** AIM **
Go through the entries below and pick out every line with "level".

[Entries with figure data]
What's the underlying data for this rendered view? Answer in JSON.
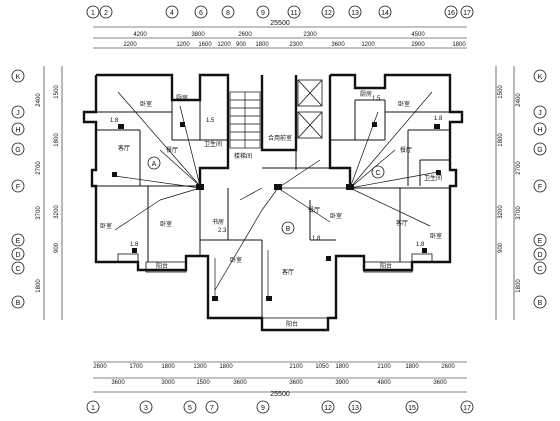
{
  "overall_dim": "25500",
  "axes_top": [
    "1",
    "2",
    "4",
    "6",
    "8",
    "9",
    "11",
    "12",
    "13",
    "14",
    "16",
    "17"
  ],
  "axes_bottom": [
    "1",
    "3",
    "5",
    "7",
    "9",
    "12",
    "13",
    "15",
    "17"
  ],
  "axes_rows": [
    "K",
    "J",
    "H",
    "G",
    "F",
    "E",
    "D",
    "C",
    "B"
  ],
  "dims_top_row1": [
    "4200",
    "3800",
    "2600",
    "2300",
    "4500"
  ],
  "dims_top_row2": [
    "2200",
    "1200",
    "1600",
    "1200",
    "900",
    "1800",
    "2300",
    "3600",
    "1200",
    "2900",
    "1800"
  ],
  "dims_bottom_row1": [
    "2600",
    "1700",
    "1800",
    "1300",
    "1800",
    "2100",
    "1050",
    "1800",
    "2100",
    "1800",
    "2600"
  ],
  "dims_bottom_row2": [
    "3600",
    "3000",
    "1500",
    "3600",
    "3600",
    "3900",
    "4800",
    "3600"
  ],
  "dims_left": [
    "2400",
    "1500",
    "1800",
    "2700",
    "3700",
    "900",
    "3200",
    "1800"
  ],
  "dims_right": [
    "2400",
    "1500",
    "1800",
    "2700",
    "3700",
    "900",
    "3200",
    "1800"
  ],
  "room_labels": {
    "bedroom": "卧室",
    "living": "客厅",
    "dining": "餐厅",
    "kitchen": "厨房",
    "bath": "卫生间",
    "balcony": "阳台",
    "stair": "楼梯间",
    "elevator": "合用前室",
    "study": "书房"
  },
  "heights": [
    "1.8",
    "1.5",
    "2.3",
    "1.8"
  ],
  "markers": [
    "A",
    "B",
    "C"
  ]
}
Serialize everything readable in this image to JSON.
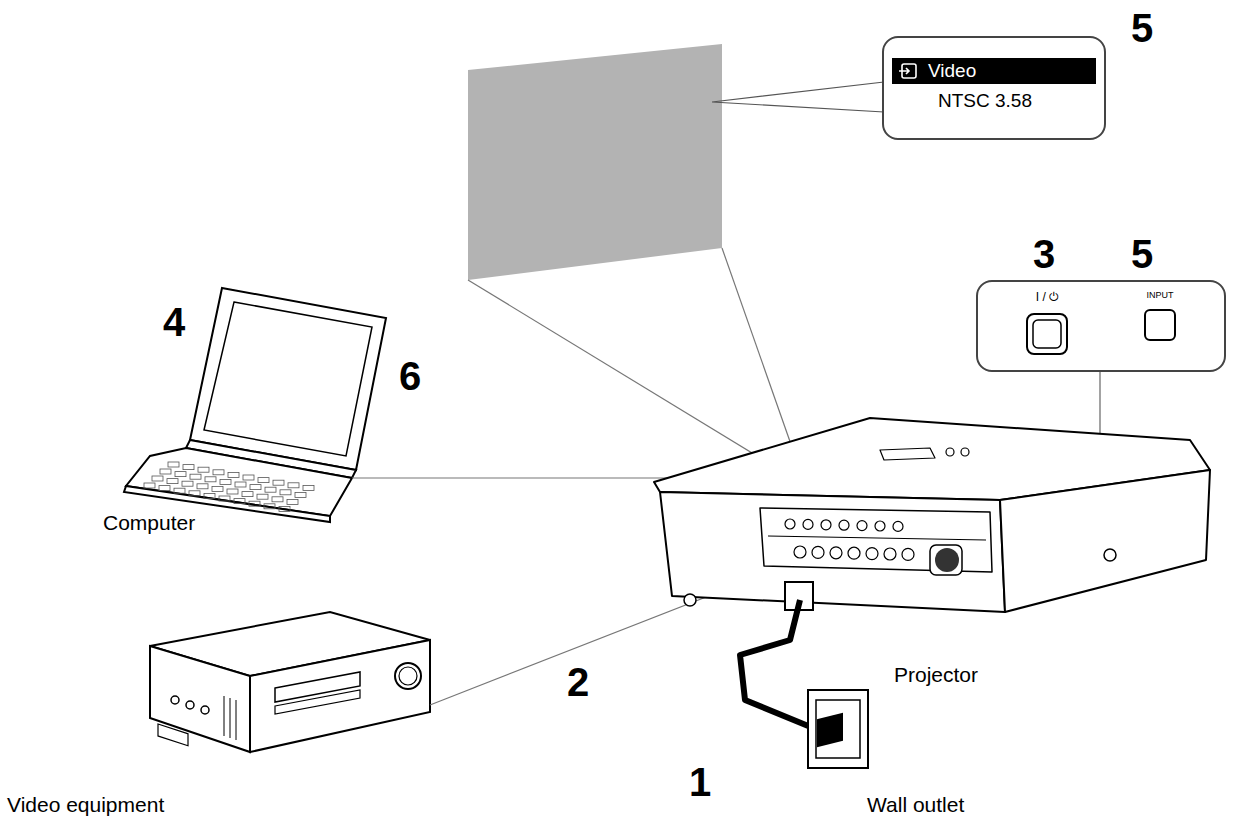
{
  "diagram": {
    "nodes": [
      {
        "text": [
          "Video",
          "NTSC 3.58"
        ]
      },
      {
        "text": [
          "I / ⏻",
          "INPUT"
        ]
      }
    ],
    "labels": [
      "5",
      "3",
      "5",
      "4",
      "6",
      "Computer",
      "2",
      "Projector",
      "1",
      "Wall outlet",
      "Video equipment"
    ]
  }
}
==
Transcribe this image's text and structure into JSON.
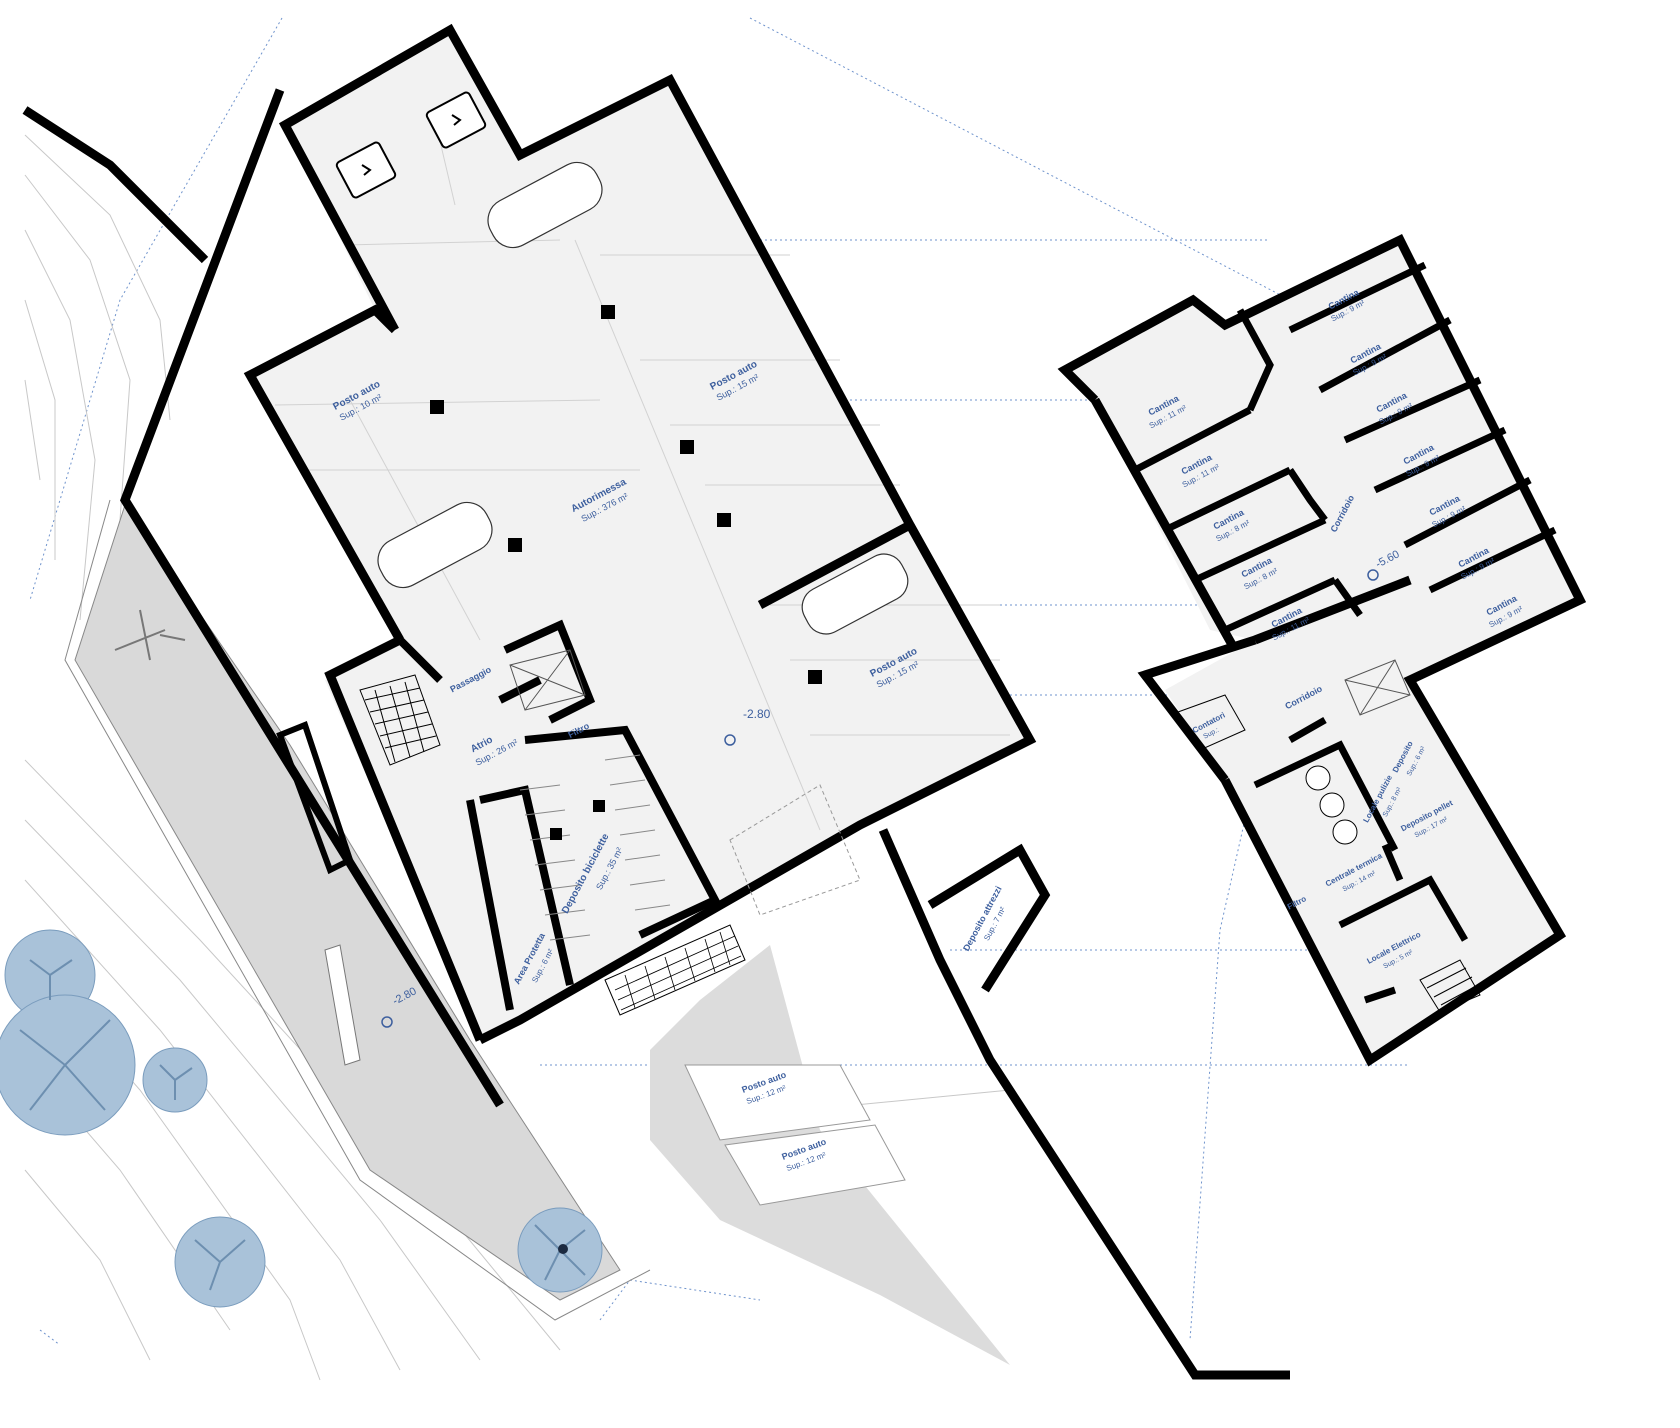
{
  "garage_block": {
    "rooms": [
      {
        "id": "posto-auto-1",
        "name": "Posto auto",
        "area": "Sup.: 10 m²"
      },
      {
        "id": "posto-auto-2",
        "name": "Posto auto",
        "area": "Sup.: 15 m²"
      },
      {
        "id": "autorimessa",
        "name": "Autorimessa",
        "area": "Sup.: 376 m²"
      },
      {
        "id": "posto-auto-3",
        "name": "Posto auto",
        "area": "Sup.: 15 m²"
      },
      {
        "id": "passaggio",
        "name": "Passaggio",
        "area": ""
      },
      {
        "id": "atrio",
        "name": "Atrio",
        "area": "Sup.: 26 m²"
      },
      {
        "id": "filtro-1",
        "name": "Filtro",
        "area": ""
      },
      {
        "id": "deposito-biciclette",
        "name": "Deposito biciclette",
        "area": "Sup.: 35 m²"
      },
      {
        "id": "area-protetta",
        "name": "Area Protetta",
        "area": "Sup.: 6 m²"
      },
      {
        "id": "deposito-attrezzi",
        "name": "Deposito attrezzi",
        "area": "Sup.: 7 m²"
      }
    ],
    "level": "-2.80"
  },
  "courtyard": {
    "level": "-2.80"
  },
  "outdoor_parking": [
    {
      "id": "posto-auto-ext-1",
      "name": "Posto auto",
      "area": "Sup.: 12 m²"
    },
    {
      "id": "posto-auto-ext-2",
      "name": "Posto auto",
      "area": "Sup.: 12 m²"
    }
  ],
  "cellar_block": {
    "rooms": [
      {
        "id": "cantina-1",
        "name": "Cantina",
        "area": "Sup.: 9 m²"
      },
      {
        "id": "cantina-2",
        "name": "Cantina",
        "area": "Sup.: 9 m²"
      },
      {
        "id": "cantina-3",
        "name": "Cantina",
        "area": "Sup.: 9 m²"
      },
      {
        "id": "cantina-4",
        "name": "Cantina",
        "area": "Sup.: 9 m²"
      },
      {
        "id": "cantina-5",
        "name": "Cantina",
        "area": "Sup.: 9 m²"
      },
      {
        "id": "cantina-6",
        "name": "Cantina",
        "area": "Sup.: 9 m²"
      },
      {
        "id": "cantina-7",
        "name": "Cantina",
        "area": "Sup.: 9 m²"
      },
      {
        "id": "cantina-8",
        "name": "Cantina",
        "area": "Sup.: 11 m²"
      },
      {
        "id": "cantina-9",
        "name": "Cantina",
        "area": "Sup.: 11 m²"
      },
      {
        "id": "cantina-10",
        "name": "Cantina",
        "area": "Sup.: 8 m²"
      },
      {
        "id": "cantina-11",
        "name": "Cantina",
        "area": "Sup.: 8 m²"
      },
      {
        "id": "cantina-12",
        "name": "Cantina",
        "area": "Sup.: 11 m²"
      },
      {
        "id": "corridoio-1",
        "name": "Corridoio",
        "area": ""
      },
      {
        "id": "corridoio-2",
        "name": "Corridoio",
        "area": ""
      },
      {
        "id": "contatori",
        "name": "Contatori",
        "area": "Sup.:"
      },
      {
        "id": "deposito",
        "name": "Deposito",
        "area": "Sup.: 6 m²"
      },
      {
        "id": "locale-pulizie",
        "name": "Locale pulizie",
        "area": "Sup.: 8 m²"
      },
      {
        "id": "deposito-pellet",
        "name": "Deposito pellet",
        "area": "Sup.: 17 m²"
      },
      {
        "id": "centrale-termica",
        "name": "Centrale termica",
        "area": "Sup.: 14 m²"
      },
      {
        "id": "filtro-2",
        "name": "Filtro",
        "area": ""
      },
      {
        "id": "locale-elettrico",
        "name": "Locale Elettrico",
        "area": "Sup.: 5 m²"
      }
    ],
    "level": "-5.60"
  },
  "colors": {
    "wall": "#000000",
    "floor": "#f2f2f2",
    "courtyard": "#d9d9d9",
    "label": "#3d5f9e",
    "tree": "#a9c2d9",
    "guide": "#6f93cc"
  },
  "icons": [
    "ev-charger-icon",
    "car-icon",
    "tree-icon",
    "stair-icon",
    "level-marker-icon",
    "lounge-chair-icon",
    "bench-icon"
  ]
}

** RESPONSE TO THE TASK **
    "level": "-2.80"
    "level": "-2.80"
    "level": "-5.60"
    "level-marker-icon",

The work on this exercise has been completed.